» **Data records**

----

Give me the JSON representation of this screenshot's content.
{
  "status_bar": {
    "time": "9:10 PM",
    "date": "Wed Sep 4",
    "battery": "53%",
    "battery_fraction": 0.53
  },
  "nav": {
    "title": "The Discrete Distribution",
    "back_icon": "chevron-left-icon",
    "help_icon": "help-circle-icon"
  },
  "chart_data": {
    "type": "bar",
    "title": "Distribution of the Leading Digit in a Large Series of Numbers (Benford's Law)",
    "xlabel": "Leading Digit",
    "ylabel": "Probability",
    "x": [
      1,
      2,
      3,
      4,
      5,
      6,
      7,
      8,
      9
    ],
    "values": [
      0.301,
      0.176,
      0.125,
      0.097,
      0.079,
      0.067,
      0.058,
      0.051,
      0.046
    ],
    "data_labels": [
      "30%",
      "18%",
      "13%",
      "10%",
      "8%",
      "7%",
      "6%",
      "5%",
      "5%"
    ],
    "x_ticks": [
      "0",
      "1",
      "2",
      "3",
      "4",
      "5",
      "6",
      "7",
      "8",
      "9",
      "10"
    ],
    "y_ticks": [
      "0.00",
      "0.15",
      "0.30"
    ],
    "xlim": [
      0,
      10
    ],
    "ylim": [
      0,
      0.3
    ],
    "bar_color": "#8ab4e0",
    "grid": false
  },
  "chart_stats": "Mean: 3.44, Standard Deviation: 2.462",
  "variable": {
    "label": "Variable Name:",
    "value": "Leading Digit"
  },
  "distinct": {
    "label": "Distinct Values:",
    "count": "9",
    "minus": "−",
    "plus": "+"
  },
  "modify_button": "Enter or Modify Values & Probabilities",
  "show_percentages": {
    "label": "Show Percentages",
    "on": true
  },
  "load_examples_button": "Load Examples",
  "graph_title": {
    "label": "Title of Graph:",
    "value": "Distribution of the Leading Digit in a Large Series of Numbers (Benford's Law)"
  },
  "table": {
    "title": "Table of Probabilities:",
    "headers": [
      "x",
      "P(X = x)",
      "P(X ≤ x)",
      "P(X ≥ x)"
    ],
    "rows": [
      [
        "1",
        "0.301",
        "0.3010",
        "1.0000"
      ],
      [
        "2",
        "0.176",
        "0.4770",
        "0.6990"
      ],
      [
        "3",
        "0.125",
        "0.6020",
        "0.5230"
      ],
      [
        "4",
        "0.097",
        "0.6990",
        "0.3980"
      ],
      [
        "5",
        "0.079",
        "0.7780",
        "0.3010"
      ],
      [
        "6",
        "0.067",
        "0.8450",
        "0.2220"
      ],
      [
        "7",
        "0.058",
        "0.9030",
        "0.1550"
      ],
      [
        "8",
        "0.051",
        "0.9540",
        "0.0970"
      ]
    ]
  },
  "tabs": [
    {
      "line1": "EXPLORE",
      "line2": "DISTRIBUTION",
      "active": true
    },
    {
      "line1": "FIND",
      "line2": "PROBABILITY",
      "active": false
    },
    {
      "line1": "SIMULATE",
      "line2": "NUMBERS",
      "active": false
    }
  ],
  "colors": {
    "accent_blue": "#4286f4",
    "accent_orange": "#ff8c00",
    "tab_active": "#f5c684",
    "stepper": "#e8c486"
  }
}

----

» **The problem**
Return each line where "Series" shows up.

» **Output for this task**
    "title": "Distribution of the Leading Digit in a Large Series of Numbers (Benford's Law)",
    "value": "Distribution of the Leading Digit in a Large Series of Numbers (Benford's Law)"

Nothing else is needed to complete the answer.